- **TASK PROMPT**
Your task is to restate the data word for word.

************

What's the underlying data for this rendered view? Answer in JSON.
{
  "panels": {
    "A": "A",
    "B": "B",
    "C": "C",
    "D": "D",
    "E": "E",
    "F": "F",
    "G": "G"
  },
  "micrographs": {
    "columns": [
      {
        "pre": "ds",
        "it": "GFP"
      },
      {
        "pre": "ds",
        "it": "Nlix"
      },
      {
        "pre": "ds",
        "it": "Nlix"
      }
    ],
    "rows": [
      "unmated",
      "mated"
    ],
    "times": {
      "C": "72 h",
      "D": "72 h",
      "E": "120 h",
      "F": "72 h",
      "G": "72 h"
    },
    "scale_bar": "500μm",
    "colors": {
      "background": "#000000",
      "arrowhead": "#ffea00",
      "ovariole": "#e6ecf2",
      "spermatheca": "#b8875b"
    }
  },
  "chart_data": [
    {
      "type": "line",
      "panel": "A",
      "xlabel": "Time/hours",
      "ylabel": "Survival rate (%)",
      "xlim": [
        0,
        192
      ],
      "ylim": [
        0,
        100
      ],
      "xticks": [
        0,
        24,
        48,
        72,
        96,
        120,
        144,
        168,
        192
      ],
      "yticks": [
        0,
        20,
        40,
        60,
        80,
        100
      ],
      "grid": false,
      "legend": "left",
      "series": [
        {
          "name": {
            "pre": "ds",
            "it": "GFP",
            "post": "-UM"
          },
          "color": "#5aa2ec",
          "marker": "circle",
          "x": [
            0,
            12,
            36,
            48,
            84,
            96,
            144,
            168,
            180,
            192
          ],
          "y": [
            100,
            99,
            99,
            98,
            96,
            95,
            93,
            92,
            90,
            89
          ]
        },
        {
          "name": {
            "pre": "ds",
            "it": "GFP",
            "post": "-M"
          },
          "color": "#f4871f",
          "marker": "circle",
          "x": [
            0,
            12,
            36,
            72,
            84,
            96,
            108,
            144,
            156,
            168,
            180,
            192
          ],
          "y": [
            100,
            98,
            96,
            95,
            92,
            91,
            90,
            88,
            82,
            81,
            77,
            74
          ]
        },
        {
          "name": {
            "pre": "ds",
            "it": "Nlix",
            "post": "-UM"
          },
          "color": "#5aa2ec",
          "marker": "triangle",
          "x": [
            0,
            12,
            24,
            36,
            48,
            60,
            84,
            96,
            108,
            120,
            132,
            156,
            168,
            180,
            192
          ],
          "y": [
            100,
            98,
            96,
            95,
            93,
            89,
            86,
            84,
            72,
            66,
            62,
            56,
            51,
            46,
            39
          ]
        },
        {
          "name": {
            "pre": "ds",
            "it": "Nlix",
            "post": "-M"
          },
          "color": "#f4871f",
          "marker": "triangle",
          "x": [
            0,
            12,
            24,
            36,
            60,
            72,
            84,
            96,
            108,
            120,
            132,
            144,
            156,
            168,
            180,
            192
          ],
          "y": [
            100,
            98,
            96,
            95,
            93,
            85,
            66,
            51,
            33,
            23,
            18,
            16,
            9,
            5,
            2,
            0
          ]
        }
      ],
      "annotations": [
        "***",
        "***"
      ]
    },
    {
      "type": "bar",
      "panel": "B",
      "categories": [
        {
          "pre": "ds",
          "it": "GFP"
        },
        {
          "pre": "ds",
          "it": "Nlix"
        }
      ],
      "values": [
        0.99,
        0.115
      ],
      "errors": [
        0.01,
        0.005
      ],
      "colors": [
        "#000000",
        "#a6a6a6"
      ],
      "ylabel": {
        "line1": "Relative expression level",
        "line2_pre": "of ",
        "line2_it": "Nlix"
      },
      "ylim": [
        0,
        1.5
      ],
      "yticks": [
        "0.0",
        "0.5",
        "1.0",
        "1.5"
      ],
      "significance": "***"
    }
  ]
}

************

- **RESPONSE**
What's the underlying data for this rendered view? Answer in JSON.
{
  "panels": {
    "A": "A",
    "B": "B",
    "C": "C",
    "D": "D",
    "E": "E",
    "F": "F",
    "G": "G"
  },
  "micrographs": {
    "columns": [
      {
        "pre": "ds",
        "it": "GFP"
      },
      {
        "pre": "ds",
        "it": "Nlix"
      },
      {
        "pre": "ds",
        "it": "Nlix"
      }
    ],
    "rows": [
      "unmated",
      "mated"
    ],
    "times": {
      "C": "72 h",
      "D": "72 h",
      "E": "120 h",
      "F": "72 h",
      "G": "72 h"
    },
    "scale_bar": "500μm",
    "colors": {
      "background": "#000000",
      "arrowhead": "#ffea00",
      "ovariole": "#e6ecf2",
      "spermatheca": "#b8875b"
    }
  },
  "chart_data": [
    {
      "type": "line",
      "panel": "A",
      "xlabel": "Time/hours",
      "ylabel": "Survival rate (%)",
      "xlim": [
        0,
        192
      ],
      "ylim": [
        0,
        100
      ],
      "xticks": [
        0,
        24,
        48,
        72,
        96,
        120,
        144,
        168,
        192
      ],
      "yticks": [
        0,
        20,
        40,
        60,
        80,
        100
      ],
      "grid": false,
      "legend": "left",
      "series": [
        {
          "name": {
            "pre": "ds",
            "it": "GFP",
            "post": "-UM"
          },
          "color": "#5aa2ec",
          "marker": "circle",
          "x": [
            0,
            12,
            36,
            48,
            84,
            96,
            144,
            168,
            180,
            192
          ],
          "y": [
            100,
            99,
            99,
            98,
            96,
            95,
            93,
            92,
            90,
            89
          ]
        },
        {
          "name": {
            "pre": "ds",
            "it": "GFP",
            "post": "-M"
          },
          "color": "#f4871f",
          "marker": "circle",
          "x": [
            0,
            12,
            36,
            72,
            84,
            96,
            108,
            144,
            156,
            168,
            180,
            192
          ],
          "y": [
            100,
            98,
            96,
            95,
            92,
            91,
            90,
            88,
            82,
            81,
            77,
            74
          ]
        },
        {
          "name": {
            "pre": "ds",
            "it": "Nlix",
            "post": "-UM"
          },
          "color": "#5aa2ec",
          "marker": "triangle",
          "x": [
            0,
            12,
            24,
            36,
            48,
            60,
            84,
            96,
            108,
            120,
            132,
            156,
            168,
            180,
            192
          ],
          "y": [
            100,
            98,
            96,
            95,
            93,
            89,
            86,
            84,
            72,
            66,
            62,
            56,
            51,
            46,
            39
          ]
        },
        {
          "name": {
            "pre": "ds",
            "it": "Nlix",
            "post": "-M"
          },
          "color": "#f4871f",
          "marker": "triangle",
          "x": [
            0,
            12,
            24,
            36,
            60,
            72,
            84,
            96,
            108,
            120,
            132,
            144,
            156,
            168,
            180,
            192
          ],
          "y": [
            100,
            98,
            96,
            95,
            93,
            85,
            66,
            51,
            33,
            23,
            18,
            16,
            9,
            5,
            2,
            0
          ]
        }
      ],
      "annotations": [
        "***",
        "***"
      ]
    },
    {
      "type": "bar",
      "panel": "B",
      "categories": [
        {
          "pre": "ds",
          "it": "GFP"
        },
        {
          "pre": "ds",
          "it": "Nlix"
        }
      ],
      "values": [
        0.99,
        0.115
      ],
      "errors": [
        0.01,
        0.005
      ],
      "colors": [
        "#000000",
        "#a6a6a6"
      ],
      "ylabel": {
        "line1": "Relative expression level",
        "line2_pre": "of ",
        "line2_it": "Nlix"
      },
      "ylim": [
        0,
        1.5
      ],
      "yticks": [
        "0.0",
        "0.5",
        "1.0",
        "1.5"
      ],
      "significance": "***"
    }
  ]
}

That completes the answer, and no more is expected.